* **Goal**:
Copy each line where the word "JSON" occurs.

Extracted data entries:
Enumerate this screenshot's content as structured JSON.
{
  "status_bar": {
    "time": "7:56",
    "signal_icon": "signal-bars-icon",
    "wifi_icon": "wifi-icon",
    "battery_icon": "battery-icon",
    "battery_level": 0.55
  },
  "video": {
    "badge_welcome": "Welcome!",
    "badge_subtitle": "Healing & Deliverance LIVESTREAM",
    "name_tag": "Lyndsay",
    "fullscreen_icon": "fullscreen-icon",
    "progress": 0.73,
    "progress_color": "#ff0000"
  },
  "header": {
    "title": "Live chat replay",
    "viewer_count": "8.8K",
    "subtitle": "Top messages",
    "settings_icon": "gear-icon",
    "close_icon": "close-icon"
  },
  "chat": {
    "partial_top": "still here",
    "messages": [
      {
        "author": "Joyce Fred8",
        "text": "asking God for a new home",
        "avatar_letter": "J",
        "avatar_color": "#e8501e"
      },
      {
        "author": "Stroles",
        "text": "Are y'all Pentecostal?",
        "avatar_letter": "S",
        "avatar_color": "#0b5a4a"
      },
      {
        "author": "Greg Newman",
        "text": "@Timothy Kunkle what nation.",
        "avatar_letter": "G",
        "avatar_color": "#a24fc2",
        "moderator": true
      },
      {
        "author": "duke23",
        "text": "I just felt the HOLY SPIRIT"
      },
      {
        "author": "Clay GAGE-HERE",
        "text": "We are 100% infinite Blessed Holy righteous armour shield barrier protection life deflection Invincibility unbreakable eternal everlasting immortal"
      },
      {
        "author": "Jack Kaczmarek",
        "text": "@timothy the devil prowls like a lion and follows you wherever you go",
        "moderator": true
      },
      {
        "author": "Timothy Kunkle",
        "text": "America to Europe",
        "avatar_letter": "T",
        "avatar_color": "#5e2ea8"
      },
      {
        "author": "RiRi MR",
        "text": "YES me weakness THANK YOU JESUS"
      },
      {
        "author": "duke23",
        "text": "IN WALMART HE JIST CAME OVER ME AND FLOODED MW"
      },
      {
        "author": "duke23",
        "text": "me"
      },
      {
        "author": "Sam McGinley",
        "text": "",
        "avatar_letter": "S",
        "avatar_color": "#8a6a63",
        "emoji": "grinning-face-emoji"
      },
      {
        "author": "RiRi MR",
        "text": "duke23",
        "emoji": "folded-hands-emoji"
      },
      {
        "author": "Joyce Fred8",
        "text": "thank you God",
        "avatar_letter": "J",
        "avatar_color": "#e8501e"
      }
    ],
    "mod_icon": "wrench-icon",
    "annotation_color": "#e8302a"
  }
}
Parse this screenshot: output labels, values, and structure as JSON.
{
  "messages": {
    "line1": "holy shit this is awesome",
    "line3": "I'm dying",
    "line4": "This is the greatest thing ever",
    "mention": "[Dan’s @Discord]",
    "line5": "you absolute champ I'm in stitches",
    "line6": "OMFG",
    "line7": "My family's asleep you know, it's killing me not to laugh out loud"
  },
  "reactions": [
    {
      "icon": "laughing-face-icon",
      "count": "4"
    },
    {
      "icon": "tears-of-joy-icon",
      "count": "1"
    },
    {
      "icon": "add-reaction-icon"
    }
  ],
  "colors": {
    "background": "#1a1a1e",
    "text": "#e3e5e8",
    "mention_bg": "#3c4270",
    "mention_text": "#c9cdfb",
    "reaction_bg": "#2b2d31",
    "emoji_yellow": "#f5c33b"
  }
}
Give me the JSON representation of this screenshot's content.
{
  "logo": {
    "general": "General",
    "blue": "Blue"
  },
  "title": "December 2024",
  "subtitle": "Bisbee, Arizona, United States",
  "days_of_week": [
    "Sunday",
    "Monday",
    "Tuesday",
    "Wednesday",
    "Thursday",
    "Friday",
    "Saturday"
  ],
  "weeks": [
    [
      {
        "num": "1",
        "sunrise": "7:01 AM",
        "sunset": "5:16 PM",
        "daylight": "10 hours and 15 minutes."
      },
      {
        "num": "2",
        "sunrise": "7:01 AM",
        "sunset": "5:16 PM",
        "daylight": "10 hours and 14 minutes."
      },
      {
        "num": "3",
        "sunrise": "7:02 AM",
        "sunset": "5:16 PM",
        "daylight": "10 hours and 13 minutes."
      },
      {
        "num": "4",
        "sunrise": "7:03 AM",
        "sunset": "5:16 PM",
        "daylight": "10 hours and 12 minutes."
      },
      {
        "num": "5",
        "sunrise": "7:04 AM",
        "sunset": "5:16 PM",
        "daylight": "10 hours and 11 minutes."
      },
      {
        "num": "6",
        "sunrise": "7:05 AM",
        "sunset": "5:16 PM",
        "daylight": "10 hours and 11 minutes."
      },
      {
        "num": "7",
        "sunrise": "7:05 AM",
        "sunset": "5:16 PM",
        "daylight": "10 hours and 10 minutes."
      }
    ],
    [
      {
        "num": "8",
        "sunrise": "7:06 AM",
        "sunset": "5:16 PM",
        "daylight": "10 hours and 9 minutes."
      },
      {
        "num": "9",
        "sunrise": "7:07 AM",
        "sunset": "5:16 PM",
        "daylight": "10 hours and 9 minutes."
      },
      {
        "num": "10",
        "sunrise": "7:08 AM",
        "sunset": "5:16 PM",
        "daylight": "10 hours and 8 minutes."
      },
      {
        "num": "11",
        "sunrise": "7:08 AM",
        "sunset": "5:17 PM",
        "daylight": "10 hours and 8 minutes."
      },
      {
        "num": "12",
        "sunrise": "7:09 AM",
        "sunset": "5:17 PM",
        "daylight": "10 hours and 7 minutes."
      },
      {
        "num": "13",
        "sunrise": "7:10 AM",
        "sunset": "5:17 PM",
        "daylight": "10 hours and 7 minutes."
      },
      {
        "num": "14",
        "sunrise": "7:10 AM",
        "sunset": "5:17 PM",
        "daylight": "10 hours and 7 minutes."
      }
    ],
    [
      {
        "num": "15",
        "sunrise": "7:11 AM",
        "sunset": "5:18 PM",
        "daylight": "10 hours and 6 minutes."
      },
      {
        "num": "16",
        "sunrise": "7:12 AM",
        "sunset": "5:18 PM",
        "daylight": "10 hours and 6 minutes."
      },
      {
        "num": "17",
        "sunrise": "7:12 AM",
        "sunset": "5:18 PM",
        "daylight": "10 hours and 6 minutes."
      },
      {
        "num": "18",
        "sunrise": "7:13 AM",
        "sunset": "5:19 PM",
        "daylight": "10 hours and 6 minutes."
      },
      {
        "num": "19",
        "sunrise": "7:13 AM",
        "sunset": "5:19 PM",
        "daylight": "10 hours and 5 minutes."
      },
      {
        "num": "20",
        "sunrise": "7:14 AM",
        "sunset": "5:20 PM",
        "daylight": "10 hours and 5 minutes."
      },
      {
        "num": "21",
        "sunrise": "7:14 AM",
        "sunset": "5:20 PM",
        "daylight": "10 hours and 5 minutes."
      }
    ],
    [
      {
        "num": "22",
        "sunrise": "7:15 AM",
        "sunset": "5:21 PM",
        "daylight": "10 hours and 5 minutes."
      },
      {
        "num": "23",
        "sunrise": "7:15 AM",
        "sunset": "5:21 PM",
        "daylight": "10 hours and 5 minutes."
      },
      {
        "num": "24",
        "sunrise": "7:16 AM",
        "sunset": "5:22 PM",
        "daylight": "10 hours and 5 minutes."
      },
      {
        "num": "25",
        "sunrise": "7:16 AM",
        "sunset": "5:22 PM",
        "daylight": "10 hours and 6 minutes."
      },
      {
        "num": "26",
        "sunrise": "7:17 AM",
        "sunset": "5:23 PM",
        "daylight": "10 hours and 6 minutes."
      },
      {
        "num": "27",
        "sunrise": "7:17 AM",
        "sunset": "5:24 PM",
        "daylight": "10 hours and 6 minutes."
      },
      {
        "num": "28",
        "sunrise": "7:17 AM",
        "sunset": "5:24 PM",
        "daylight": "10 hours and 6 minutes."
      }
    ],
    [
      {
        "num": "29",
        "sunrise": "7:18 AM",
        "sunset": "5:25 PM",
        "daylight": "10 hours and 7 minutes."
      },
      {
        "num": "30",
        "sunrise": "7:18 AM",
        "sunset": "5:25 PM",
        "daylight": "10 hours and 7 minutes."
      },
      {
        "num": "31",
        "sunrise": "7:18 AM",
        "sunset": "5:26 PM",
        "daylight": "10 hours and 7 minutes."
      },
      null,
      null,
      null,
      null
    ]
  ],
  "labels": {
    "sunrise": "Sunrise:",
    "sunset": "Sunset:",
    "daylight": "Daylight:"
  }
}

* **Result for this task**:
Enumerate this screenshot's content as structured JSON.
Parse this screenshot: output labels, values, and structure as JSON.
Give me the JSON representation of this screenshot's content.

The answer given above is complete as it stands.